Write the material out again in full, word for word. Do not include the pictures.

- SUPPLIED DATA
++++
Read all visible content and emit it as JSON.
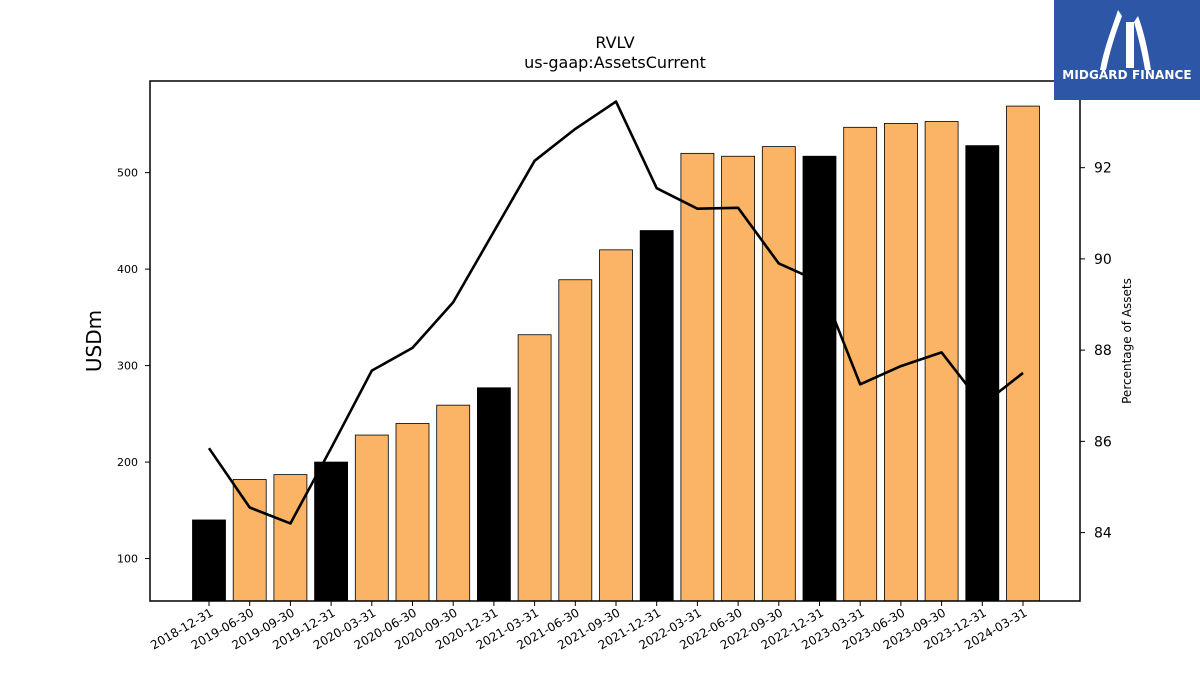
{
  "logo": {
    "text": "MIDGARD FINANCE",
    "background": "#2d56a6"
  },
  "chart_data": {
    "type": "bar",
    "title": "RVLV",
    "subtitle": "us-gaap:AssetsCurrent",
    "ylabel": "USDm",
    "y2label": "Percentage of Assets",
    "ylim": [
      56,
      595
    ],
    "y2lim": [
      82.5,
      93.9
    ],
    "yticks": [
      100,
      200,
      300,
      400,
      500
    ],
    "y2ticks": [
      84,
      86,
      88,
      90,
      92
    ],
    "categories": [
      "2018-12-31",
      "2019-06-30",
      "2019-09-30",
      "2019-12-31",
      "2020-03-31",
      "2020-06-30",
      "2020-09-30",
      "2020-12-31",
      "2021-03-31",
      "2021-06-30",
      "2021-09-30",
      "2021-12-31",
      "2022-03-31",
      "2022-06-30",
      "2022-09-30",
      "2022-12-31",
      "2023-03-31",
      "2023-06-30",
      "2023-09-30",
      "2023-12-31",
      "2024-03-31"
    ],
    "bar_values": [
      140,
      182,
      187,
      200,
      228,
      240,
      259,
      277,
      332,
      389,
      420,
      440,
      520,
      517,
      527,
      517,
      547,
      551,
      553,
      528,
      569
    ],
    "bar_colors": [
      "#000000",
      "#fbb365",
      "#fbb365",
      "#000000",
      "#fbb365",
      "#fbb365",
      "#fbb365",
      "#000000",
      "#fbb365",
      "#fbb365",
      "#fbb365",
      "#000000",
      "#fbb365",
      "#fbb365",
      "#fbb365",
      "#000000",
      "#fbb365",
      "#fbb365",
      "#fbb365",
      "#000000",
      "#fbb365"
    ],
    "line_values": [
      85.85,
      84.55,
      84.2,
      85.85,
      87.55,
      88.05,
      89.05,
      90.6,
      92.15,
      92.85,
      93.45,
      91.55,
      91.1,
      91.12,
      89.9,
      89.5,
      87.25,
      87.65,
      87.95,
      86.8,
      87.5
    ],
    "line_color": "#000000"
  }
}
++++
- EXERCISE OUTPUT
Read all visible content and emit it as JSON.
{
  "logo": {
    "text": "MIDGARD FINANCE",
    "background": "#2d56a6"
  },
  "chart_data": {
    "type": "bar",
    "title": "RVLV",
    "subtitle": "us-gaap:AssetsCurrent",
    "ylabel": "USDm",
    "y2label": "Percentage of Assets",
    "ylim": [
      56,
      595
    ],
    "y2lim": [
      82.5,
      93.9
    ],
    "yticks": [
      100,
      200,
      300,
      400,
      500
    ],
    "y2ticks": [
      84,
      86,
      88,
      90,
      92
    ],
    "categories": [
      "2018-12-31",
      "2019-06-30",
      "2019-09-30",
      "2019-12-31",
      "2020-03-31",
      "2020-06-30",
      "2020-09-30",
      "2020-12-31",
      "2021-03-31",
      "2021-06-30",
      "2021-09-30",
      "2021-12-31",
      "2022-03-31",
      "2022-06-30",
      "2022-09-30",
      "2022-12-31",
      "2023-03-31",
      "2023-06-30",
      "2023-09-30",
      "2023-12-31",
      "2024-03-31"
    ],
    "bar_values": [
      140,
      182,
      187,
      200,
      228,
      240,
      259,
      277,
      332,
      389,
      420,
      440,
      520,
      517,
      527,
      517,
      547,
      551,
      553,
      528,
      569
    ],
    "bar_colors": [
      "#000000",
      "#fbb365",
      "#fbb365",
      "#000000",
      "#fbb365",
      "#fbb365",
      "#fbb365",
      "#000000",
      "#fbb365",
      "#fbb365",
      "#fbb365",
      "#000000",
      "#fbb365",
      "#fbb365",
      "#fbb365",
      "#000000",
      "#fbb365",
      "#fbb365",
      "#fbb365",
      "#000000",
      "#fbb365"
    ],
    "line_values": [
      85.85,
      84.55,
      84.2,
      85.85,
      87.55,
      88.05,
      89.05,
      90.6,
      92.15,
      92.85,
      93.45,
      91.55,
      91.1,
      91.12,
      89.9,
      89.5,
      87.25,
      87.65,
      87.95,
      86.8,
      87.5
    ],
    "line_color": "#000000"
  }
}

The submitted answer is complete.